◆ SELECTED EXTRACT ◆
__________
So I got my first cat shortly after that and tried it out. Wow. It's been great practice now as I embark into my next real challenge, calmly redirecting my children, who are probably less resilent against my mistakes. I at least have the habits in place of starting at a lower level so the escalation isn't so harsh.
post #59 of 86
Quote:
Originally Posted by elizawill View Post
when i got my dog, i trained her without ever needing to spank her. she is 6 years old now and wonderfully behaved. she always has responded to the tone of my voice when i give a command, and i trained her with lots of praise. before i became a SAHM i was a social worker and i worked with the alzheimer's population. my dog's job where i worked was to serve as pet therapy. she roamed freely visiting residents, and never misbehaved while unsupervised. obviously all breeds are very different, so perhaps my dog's behavior has more to do with demeanor than training. i dunno. but i do know she is part of my family, and although she is not equal to my kids....i do go out of my way to treat her with love, respect, and kindness. and i don't think that's weird at all.
Some dogs are just lovely dogs, especially with the right owner.
__________
◆ RECORD EXCERPTS ◆
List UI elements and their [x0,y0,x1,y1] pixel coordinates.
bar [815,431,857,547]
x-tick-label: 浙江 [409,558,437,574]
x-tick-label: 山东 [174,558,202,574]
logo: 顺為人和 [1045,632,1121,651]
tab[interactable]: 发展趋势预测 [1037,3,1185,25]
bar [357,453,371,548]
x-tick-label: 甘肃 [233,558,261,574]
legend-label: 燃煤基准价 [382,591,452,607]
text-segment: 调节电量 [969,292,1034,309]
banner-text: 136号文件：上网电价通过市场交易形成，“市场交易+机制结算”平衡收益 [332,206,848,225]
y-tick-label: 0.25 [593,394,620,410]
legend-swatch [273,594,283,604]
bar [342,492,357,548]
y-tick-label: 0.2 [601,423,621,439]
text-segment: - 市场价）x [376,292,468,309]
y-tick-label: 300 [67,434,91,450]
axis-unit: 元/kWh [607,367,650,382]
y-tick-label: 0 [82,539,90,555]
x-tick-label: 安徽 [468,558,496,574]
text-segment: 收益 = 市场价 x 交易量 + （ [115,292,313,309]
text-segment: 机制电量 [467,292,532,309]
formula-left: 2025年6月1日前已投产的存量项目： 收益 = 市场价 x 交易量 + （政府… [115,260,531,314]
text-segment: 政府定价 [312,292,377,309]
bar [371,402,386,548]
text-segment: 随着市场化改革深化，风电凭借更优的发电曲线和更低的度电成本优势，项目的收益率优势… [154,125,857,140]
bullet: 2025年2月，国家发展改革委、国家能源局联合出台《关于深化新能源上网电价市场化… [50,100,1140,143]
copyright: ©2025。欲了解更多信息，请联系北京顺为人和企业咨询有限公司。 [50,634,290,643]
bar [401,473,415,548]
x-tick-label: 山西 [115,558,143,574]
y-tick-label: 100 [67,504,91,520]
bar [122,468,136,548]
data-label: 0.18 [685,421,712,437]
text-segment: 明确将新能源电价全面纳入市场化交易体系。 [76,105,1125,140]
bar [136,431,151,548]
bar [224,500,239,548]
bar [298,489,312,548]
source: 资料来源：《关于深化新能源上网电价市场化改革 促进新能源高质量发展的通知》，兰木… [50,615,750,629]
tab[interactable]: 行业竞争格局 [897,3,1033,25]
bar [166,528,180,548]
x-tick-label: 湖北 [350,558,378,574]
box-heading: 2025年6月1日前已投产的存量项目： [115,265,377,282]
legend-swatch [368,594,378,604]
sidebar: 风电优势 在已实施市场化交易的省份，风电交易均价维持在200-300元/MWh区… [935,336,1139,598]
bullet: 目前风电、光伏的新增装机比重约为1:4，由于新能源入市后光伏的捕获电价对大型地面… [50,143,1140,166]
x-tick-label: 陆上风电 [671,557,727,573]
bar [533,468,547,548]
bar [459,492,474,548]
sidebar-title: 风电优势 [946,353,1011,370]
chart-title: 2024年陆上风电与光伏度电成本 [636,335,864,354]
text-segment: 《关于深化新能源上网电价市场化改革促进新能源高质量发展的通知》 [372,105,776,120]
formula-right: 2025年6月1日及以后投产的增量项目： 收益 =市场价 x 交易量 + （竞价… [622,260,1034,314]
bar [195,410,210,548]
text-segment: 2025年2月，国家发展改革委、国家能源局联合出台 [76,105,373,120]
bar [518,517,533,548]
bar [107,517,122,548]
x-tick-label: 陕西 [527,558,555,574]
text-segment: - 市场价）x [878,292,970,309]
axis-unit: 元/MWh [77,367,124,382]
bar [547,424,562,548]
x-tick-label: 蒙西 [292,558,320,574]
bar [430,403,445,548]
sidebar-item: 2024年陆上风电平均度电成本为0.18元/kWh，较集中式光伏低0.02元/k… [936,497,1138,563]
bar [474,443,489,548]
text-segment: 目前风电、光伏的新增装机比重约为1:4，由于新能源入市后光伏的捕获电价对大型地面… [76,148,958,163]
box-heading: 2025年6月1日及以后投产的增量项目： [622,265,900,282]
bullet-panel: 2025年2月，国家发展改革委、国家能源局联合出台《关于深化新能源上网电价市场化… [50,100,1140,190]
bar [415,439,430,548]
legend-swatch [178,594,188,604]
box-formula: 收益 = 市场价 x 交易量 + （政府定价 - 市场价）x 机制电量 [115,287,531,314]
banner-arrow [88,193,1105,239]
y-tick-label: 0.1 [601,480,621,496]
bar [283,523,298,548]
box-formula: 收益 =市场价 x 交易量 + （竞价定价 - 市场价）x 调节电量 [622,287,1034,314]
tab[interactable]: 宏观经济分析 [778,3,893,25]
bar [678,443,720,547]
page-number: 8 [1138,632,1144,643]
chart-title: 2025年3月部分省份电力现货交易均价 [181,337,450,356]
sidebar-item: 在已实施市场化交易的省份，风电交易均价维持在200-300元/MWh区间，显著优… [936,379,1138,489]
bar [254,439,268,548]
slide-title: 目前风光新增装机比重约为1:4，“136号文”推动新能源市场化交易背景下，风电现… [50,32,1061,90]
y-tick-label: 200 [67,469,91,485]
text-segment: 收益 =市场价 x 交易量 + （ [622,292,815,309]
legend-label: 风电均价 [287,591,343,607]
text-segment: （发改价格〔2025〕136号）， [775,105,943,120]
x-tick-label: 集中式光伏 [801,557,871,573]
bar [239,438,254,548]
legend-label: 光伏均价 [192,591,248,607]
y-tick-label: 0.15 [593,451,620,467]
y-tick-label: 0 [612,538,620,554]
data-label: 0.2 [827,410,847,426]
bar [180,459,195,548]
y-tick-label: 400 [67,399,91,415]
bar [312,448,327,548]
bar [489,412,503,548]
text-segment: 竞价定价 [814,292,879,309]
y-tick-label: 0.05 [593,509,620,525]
__________
◆ ASSIGNED TASK ◆
Can you reproduce the whole forum excerpt on pet training, word for word? Work from the forum excerpt alone, not the entries.

◆ YOUR RESPONSE ◆
So I got my first cat shortly after that and tried it out. Wow. It's been great practice now as I embark into my next real challenge, calmly redirecting my children, who are probably less resilent against my mistakes. I at least have the habits in place of starting at a lower level so the escalation isn't so harsh.
post #59 of 86
Quote:
Originally Posted by elizawill View Post
when i got my dog, i trained her without ever needing to spank her. she is 6 years old now and wonderfully behaved. she always has responded to the tone of my voice when i give a command, and i trained her with lots of praise. before i became a SAHM i was a social worker and i worked with the alzheimer's population. my dog's job where i worked was to serve as pet therapy. she roamed freely visiting residents, and never misbehaved while unsupervised. obviously all breeds are very different, so perhaps my dog's behavior has more to do with demeanor than training. i dunno. but i do know she is part of my family, and although she is not equal to my kids....i do go out of my way to treat her with love, respect, and kindness. and i don't think that's weird at all.
Some dogs are just lovely dogs, especially with the right owner.